* **TO DO**: Print all entries precisely as they are written.

* **MATERIAL FOR THIS EXERCISE**:

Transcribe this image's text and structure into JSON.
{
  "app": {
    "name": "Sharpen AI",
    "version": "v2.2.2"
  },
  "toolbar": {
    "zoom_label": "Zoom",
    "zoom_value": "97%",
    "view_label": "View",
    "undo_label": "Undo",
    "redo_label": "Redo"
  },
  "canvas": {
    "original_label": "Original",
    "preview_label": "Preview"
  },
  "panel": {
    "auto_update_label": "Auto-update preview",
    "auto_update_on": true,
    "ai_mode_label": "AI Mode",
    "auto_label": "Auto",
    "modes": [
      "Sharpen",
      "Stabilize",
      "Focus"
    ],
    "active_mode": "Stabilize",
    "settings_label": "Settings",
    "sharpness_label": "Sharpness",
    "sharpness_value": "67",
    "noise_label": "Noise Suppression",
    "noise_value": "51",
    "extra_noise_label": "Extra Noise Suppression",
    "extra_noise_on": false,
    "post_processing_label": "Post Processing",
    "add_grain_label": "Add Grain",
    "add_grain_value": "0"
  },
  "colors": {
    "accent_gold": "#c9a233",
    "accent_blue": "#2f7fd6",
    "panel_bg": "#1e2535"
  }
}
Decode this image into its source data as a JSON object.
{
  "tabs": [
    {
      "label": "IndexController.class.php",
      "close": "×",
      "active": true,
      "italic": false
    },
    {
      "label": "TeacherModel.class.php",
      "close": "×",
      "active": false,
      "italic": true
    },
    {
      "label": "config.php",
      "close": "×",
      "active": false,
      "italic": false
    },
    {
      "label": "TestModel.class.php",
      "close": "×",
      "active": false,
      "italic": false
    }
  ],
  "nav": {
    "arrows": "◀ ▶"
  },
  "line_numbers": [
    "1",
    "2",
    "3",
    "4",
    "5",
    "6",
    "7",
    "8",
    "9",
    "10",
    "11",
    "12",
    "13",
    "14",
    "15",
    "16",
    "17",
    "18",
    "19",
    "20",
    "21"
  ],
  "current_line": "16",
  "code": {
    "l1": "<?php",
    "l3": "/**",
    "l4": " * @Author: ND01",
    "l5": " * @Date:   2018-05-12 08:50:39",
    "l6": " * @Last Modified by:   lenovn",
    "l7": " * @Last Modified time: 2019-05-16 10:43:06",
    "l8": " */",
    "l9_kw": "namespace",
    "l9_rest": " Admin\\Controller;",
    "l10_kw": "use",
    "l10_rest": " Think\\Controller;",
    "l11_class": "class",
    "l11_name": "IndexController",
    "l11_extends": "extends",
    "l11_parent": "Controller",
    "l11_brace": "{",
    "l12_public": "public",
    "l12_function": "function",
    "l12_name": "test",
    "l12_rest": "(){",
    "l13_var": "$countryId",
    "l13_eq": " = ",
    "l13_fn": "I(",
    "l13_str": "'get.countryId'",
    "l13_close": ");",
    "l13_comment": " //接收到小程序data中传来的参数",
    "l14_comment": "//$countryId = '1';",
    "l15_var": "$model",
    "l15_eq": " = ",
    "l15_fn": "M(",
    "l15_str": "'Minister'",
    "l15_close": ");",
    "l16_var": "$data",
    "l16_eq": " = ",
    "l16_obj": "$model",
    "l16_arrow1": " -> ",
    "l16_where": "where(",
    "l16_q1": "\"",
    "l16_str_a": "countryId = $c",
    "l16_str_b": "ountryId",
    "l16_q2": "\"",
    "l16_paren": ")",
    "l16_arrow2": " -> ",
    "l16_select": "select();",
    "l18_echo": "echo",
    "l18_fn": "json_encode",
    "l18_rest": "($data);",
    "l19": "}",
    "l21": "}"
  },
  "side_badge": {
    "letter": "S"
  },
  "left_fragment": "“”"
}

* **TASK RESPONSE**:
Transcribe this image's text and structure into JSON.
{
  "app": {
    "name": "Sharpen AI",
    "version": "v2.2.2"
  },
  "toolbar": {
    "zoom_label": "Zoom",
    "zoom_value": "97%",
    "view_label": "View",
    "undo_label": "Undo",
    "redo_label": "Redo"
  },
  "canvas": {
    "original_label": "Original",
    "preview_label": "Preview"
  },
  "panel": {
    "auto_update_label": "Auto-update preview",
    "auto_update_on": true,
    "ai_mode_label": "AI Mode",
    "auto_label": "Auto",
    "modes": [
      "Sharpen",
      "Stabilize",
      "Focus"
    ],
    "active_mode": "Stabilize",
    "settings_label": "Settings",
    "sharpness_label": "Sharpness",
    "sharpness_value": "67",
    "noise_label": "Noise Suppression",
    "noise_value": "51",
    "extra_noise_label": "Extra Noise Suppression",
    "extra_noise_on": false,
    "post_processing_label": "Post Processing",
    "add_grain_label": "Add Grain",
    "add_grain_value": "0"
  },
  "colors": {
    "accent_gold": "#c9a233",
    "accent_blue": "#2f7fd6",
    "panel_bg": "#1e2535"
  }
}
Decode this image into its source data as a JSON object.
{
  "tabs": [
    {
      "label": "IndexController.class.php",
      "close": "×",
      "active": true,
      "italic": false
    },
    {
      "label": "TeacherModel.class.php",
      "close": "×",
      "active": false,
      "italic": true
    },
    {
      "label": "config.php",
      "close": "×",
      "active": false,
      "italic": false
    },
    {
      "label": "TestModel.class.php",
      "close": "×",
      "active": false,
      "italic": false
    }
  ],
  "nav": {
    "arrows": "◀ ▶"
  },
  "line_numbers": [
    "1",
    "2",
    "3",
    "4",
    "5",
    "6",
    "7",
    "8",
    "9",
    "10",
    "11",
    "12",
    "13",
    "14",
    "15",
    "16",
    "17",
    "18",
    "19",
    "20",
    "21"
  ],
  "current_line": "16",
  "code": {
    "l1": "<?php",
    "l3": "/**",
    "l4": " * @Author: ND01",
    "l5": " * @Date:   2018-05-12 08:50:39",
    "l6": " * @Last Modified by:   lenovn",
    "l7": " * @Last Modified time: 2019-05-16 10:43:06",
    "l8": " */",
    "l9_kw": "namespace",
    "l9_rest": " Admin\\Controller;",
    "l10_kw": "use",
    "l10_rest": " Think\\Controller;",
    "l11_class": "class",
    "l11_name": "IndexController",
    "l11_extends": "extends",
    "l11_parent": "Controller",
    "l11_brace": "{",
    "l12_public": "public",
    "l12_function": "function",
    "l12_name": "test",
    "l12_rest": "(){",
    "l13_var": "$countryId",
    "l13_eq": " = ",
    "l13_fn": "I(",
    "l13_str": "'get.countryId'",
    "l13_close": ");",
    "l13_comment": " //接收到小程序data中传来的参数",
    "l14_comment": "//$countryId = '1';",
    "l15_var": "$model",
    "l15_eq": " = ",
    "l15_fn": "M(",
    "l15_str": "'Minister'",
    "l15_close": ");",
    "l16_var": "$data",
    "l16_eq": " = ",
    "l16_obj": "$model",
    "l16_arrow1": " -> ",
    "l16_where": "where(",
    "l16_q1": "\"",
    "l16_str_a": "countryId = $c",
    "l16_str_b": "ountryId",
    "l16_q2": "\"",
    "l16_paren": ")",
    "l16_arrow2": " -> ",
    "l16_select": "select();",
    "l18_echo": "echo",
    "l18_fn": "json_encode",
    "l18_rest": "($data);",
    "l19": "}",
    "l21": "}"
  },
  "side_badge": {
    "letter": "S"
  },
  "left_fragment": "“”"
}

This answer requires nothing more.